● **Task prompt**
Find all the lines with "this" and gather them.

● **Exercise material**
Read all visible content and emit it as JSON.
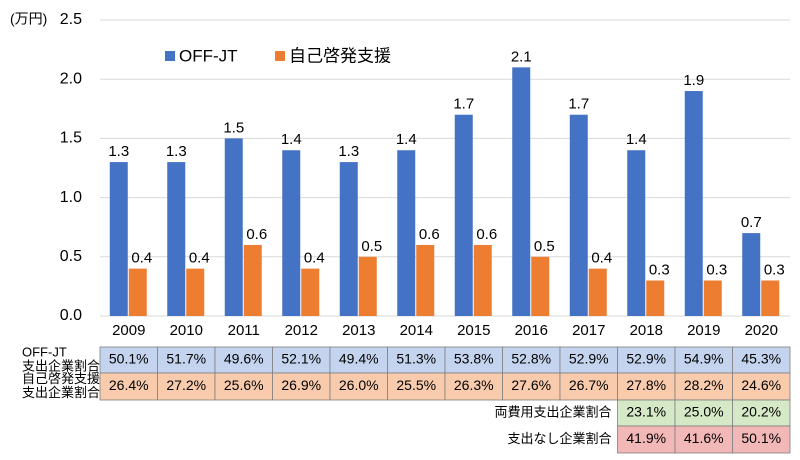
{
  "chart_data": {
    "type": "bar",
    "y_label": "(万円)",
    "categories": [
      "2009",
      "2010",
      "2011",
      "2012",
      "2013",
      "2014",
      "2015",
      "2016",
      "2017",
      "2018",
      "2019",
      "2020"
    ],
    "series": [
      {
        "name": "OFF-JT",
        "color": "#4472c4",
        "values": [
          1.3,
          1.3,
          1.5,
          1.4,
          1.3,
          1.4,
          1.7,
          2.1,
          1.7,
          1.4,
          1.9,
          0.7
        ]
      },
      {
        "name": "自己啓発支援",
        "color": "#ed7d31",
        "values": [
          0.4,
          0.4,
          0.6,
          0.4,
          0.5,
          0.6,
          0.6,
          0.5,
          0.4,
          0.3,
          0.3,
          0.3
        ]
      }
    ],
    "ylim": [
      0,
      2.5
    ],
    "yticks": [
      {
        "value": 0,
        "label": "0.0"
      },
      0.5,
      {
        "value": 1,
        "label": "1.0"
      },
      1.5,
      {
        "value": 2,
        "label": "2.0"
      },
      2.5
    ],
    "grid": true,
    "legend": "top-left"
  },
  "table": {
    "rows": [
      {
        "label": [
          "OFF-JT",
          "支出企業割合"
        ],
        "color": "#c5d4ee",
        "cells": [
          "50.1%",
          "51.7%",
          "49.6%",
          "52.1%",
          "49.4%",
          "51.3%",
          "53.8%",
          "52.8%",
          "52.9%",
          "52.9%",
          "54.9%",
          "45.3%"
        ]
      },
      {
        "label": [
          "自己啓発支援",
          "支出企業割合"
        ],
        "color": "#f8cbad",
        "cells": [
          "26.4%",
          "27.2%",
          "25.6%",
          "26.9%",
          "26.0%",
          "25.5%",
          "26.3%",
          "27.6%",
          "26.7%",
          "27.8%",
          "28.2%",
          "24.6%"
        ]
      },
      {
        "label": [
          "両費用支出企業割合"
        ],
        "color": "#d6e9c6",
        "cells": [
          "23.1%",
          "25.0%",
          "20.2%"
        ]
      },
      {
        "label": [
          "支出なし企業割合"
        ],
        "color": "#f2b8b8",
        "cells": [
          "41.9%",
          "41.6%",
          "50.1%"
        ]
      }
    ]
  }
}
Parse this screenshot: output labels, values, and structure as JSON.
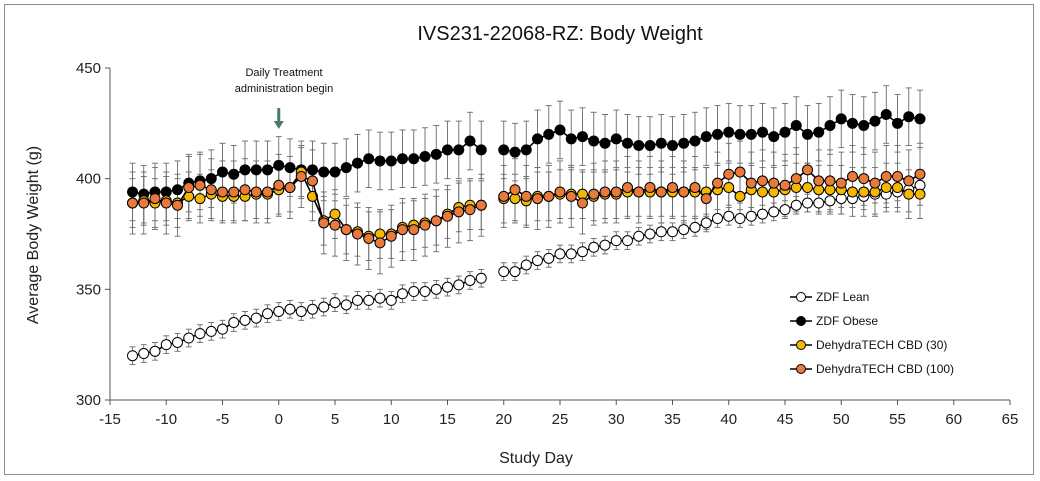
{
  "chart_data": {
    "type": "line",
    "title": "IVS231-22068-RZ: Body Weight",
    "xlabel": "Study Day",
    "ylabel": "Average Body Weight (g)",
    "xlim": [
      -15,
      65
    ],
    "ylim": [
      300,
      450
    ],
    "xticks": [
      -15,
      -10,
      -5,
      0,
      5,
      10,
      15,
      20,
      25,
      30,
      35,
      40,
      45,
      50,
      55,
      60,
      65
    ],
    "yticks": [
      300,
      350,
      400,
      450
    ],
    "grid": false,
    "legend_position": "lower-right",
    "annotation": {
      "text_lines": [
        "Daily Treatment",
        "administration begin"
      ],
      "x": 0,
      "arrow_color": "#4d7a68"
    },
    "x_segments": [
      [
        -13,
        -12,
        -11,
        -10,
        -9,
        -8,
        -7,
        -6,
        -5,
        -4,
        -3,
        -2,
        -1,
        0,
        1,
        2,
        3,
        4,
        5,
        6,
        7,
        8,
        9,
        10,
        11,
        12,
        13,
        14,
        15,
        16,
        17,
        18
      ],
      [
        20,
        21,
        22,
        23,
        24,
        25,
        26,
        27,
        28,
        29,
        30,
        31,
        32,
        33,
        34,
        35,
        36,
        37,
        38,
        39,
        40,
        41,
        42,
        43,
        44,
        45,
        46,
        47,
        48,
        49,
        50,
        51,
        52,
        53,
        54,
        55,
        56,
        57
      ]
    ],
    "series": [
      {
        "name": "ZDF Lean",
        "marker_fill": "#ffffff",
        "line_color": "#000000",
        "error": 4,
        "values": [
          [
            320,
            321,
            322,
            325,
            326,
            328,
            330,
            331,
            332,
            335,
            336,
            337,
            339,
            340,
            341,
            340,
            341,
            342,
            344,
            343,
            345,
            345,
            346,
            345,
            348,
            349,
            349,
            350,
            351,
            352,
            354,
            355
          ],
          [
            358,
            358,
            361,
            363,
            364,
            366,
            366,
            367,
            369,
            370,
            372,
            372,
            374,
            375,
            376,
            376,
            377,
            378,
            380,
            382,
            383,
            382,
            383,
            384,
            385,
            386,
            388,
            389,
            389,
            390,
            391,
            391,
            392,
            393,
            393,
            394,
            395,
            397
          ]
        ]
      },
      {
        "name": "ZDF Obese",
        "marker_fill": "#000000",
        "line_color": "#000000",
        "error": 13,
        "values": [
          [
            394,
            393,
            394,
            394,
            395,
            398,
            399,
            400,
            403,
            402,
            404,
            404,
            404,
            406,
            405,
            404,
            404,
            403,
            403,
            405,
            407,
            409,
            408,
            408,
            409,
            409,
            410,
            411,
            413,
            413,
            417,
            413
          ],
          [
            413,
            412,
            413,
            418,
            420,
            422,
            418,
            419,
            417,
            416,
            418,
            416,
            415,
            415,
            416,
            415,
            416,
            417,
            419,
            420,
            421,
            420,
            420,
            421,
            419,
            421,
            424,
            420,
            421,
            424,
            427,
            425,
            424,
            426,
            429,
            425,
            428,
            427
          ]
        ]
      },
      {
        "name": "DehydraTECH CBD (30)",
        "marker_fill": "#f5b800",
        "line_color": "#000000",
        "error": 11,
        "values": [
          [
            389,
            390,
            389,
            390,
            389,
            392,
            391,
            393,
            392,
            392,
            392,
            393,
            393,
            395,
            396,
            403,
            392,
            381,
            384,
            377,
            376,
            374,
            375,
            375,
            378,
            379,
            380,
            381,
            384,
            387,
            388,
            388
          ],
          [
            391,
            391,
            390,
            392,
            392,
            393,
            393,
            393,
            392,
            393,
            393,
            394,
            394,
            394,
            394,
            394,
            394,
            394,
            394,
            395,
            396,
            392,
            395,
            394,
            394,
            395,
            396,
            396,
            395,
            395,
            395,
            394,
            394,
            394,
            396,
            396,
            393,
            393
          ]
        ]
      },
      {
        "name": "DehydraTECH CBD (100)",
        "marker_fill": "#e87a3c",
        "line_color": "#000000",
        "error": 14,
        "values": [
          [
            389,
            389,
            391,
            389,
            388,
            396,
            397,
            395,
            394,
            394,
            395,
            394,
            394,
            397,
            396,
            401,
            399,
            380,
            379,
            377,
            375,
            373,
            371,
            374,
            377,
            377,
            379,
            381,
            383,
            385,
            386,
            388
          ],
          [
            392,
            395,
            392,
            391,
            392,
            394,
            392,
            389,
            393,
            394,
            394,
            396,
            394,
            396,
            394,
            396,
            394,
            396,
            391,
            398,
            402,
            403,
            398,
            399,
            398,
            397,
            400,
            404,
            399,
            399,
            398,
            401,
            400,
            398,
            401,
            401,
            399,
            402
          ]
        ]
      }
    ]
  }
}
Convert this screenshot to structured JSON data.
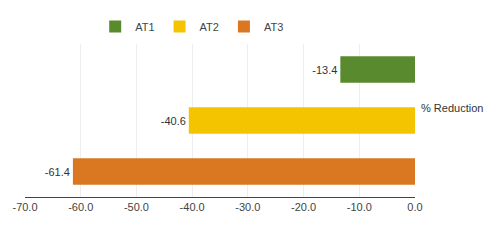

● **Complete answer**
Parse this screenshot: output labels, values, and structure as JSON.
Convert this screenshot to structured JSON data.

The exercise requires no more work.